======== Data extract ========

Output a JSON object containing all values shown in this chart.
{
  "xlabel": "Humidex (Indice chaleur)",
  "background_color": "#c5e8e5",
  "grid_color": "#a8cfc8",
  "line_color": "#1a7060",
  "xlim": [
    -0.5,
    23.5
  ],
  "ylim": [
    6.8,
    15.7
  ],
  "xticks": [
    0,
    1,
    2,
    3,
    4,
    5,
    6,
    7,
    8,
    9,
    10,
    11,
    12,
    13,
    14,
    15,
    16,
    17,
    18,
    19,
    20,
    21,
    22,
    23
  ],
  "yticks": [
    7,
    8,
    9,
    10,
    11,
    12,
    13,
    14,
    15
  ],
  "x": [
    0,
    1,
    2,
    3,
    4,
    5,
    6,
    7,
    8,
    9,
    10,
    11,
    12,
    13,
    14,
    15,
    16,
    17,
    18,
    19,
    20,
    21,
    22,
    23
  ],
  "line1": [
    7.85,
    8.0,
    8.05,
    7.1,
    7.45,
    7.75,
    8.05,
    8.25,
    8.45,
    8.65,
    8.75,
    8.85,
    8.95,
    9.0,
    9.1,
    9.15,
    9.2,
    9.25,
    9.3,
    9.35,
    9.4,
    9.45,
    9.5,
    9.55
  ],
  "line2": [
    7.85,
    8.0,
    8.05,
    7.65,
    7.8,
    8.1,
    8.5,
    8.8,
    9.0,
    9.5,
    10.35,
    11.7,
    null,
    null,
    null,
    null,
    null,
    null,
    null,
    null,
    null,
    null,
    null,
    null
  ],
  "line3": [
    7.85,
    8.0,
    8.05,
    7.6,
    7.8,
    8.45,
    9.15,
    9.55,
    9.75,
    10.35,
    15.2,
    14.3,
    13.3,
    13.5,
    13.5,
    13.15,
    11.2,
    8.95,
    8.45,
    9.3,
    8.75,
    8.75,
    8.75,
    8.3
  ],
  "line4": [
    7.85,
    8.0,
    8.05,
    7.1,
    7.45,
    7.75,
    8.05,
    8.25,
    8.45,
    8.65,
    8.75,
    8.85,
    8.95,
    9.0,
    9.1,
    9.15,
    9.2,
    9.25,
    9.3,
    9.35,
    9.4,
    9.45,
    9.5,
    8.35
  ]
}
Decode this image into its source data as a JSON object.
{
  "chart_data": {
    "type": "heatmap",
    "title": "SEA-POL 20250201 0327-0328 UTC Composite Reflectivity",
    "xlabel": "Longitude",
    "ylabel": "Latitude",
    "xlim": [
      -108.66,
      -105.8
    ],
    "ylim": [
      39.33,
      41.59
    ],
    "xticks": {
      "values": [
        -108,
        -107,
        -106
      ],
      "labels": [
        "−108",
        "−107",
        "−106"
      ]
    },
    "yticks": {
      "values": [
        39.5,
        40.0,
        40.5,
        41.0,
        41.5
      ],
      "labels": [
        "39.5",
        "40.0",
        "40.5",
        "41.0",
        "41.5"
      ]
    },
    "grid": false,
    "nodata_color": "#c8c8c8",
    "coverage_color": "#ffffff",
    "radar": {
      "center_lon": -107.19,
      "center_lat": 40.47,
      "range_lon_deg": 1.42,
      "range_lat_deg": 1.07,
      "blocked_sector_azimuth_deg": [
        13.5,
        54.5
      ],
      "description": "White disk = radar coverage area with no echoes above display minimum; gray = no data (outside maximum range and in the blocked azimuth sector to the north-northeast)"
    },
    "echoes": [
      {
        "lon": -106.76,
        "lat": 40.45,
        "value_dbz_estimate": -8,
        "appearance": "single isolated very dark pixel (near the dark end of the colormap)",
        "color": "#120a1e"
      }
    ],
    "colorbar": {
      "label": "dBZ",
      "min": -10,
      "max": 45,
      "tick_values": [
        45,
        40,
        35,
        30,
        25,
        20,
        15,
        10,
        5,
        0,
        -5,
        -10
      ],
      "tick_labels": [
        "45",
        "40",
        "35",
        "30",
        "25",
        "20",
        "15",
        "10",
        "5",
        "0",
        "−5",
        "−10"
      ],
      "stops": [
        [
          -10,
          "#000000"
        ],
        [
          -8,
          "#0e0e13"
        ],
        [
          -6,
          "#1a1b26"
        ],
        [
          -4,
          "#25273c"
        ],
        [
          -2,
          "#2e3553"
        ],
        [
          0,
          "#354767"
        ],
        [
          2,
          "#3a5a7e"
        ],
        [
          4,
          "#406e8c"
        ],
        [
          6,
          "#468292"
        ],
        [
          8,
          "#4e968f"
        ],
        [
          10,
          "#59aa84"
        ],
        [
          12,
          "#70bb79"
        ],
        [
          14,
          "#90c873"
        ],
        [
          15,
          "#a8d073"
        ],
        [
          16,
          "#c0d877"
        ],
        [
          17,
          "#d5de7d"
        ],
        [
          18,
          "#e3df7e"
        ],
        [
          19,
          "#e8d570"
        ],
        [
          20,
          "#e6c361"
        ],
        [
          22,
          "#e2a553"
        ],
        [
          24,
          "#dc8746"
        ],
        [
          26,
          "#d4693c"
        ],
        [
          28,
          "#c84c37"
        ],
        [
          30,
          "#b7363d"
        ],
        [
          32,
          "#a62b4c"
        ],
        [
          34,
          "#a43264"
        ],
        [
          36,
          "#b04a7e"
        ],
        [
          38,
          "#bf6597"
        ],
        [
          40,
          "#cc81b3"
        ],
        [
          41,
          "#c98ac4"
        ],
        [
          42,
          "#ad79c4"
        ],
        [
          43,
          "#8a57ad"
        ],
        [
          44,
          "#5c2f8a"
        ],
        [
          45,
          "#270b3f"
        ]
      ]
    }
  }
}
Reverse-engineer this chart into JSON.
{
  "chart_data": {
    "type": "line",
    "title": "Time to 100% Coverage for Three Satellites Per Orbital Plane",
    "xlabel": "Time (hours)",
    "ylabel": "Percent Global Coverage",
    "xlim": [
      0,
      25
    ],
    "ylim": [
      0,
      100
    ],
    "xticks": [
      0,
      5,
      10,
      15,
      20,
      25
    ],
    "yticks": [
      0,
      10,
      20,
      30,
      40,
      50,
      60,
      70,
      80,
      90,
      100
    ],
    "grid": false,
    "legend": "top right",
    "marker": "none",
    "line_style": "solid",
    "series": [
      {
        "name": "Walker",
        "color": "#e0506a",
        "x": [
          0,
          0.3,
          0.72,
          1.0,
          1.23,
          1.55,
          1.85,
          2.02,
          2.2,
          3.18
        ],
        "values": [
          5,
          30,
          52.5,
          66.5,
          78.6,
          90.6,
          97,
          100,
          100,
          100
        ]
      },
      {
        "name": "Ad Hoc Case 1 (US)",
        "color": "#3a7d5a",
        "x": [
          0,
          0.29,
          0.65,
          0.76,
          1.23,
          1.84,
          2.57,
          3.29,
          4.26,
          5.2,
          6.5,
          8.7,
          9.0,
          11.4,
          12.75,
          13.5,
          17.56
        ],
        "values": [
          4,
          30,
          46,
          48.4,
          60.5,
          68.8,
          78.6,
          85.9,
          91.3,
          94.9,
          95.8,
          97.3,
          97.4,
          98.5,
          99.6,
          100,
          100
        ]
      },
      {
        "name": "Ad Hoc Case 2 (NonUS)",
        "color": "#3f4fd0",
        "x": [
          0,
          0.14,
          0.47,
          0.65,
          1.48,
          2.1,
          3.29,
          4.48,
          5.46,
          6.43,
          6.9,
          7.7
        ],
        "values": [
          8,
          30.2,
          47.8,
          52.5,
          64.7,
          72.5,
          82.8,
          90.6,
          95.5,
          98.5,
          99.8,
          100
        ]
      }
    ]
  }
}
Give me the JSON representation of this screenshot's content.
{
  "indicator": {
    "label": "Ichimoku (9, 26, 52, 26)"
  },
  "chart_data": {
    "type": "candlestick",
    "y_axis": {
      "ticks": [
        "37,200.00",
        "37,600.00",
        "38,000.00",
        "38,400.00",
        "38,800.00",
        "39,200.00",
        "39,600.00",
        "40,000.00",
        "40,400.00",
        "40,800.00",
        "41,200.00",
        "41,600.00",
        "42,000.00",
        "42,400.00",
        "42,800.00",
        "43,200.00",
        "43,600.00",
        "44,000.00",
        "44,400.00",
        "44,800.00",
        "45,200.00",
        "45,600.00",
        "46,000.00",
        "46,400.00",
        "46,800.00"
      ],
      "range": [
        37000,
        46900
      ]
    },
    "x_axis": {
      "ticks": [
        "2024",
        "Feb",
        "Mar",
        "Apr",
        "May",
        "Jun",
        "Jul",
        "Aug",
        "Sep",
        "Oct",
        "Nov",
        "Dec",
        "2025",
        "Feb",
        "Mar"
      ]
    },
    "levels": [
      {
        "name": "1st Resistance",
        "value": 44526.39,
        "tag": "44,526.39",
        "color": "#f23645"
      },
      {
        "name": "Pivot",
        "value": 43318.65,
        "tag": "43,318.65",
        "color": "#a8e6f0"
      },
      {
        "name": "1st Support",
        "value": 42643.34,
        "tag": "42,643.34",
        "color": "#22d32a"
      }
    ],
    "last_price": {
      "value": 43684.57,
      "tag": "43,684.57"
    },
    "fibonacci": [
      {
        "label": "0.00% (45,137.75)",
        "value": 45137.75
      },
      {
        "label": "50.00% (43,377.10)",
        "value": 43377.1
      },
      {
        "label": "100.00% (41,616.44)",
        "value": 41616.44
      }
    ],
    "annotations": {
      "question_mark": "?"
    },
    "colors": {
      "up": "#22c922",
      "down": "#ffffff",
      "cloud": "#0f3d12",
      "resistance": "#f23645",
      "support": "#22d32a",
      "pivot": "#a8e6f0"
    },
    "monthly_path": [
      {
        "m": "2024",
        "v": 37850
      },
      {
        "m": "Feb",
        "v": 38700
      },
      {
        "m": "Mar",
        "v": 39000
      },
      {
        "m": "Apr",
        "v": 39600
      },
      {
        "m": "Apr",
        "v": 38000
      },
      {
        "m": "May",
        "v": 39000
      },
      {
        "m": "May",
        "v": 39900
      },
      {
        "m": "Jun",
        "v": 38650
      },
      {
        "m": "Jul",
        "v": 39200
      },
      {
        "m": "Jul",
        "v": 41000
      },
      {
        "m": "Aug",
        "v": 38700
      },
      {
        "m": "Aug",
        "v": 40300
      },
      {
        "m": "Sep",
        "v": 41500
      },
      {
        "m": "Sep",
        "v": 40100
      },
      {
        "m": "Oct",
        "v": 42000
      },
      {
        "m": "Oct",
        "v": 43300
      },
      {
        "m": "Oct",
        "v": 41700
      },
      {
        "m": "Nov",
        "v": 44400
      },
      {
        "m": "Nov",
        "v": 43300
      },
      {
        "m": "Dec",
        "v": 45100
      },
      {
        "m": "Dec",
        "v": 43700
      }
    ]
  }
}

========

Report each line in the preceding entries that holds the string "JSON".

Output a JSON object containing all values shown in this chart.
Decode this image into its source data as a JSON object.
Reverse-engineer this chart into JSON.
Give me the JSON representation of this screenshot's content.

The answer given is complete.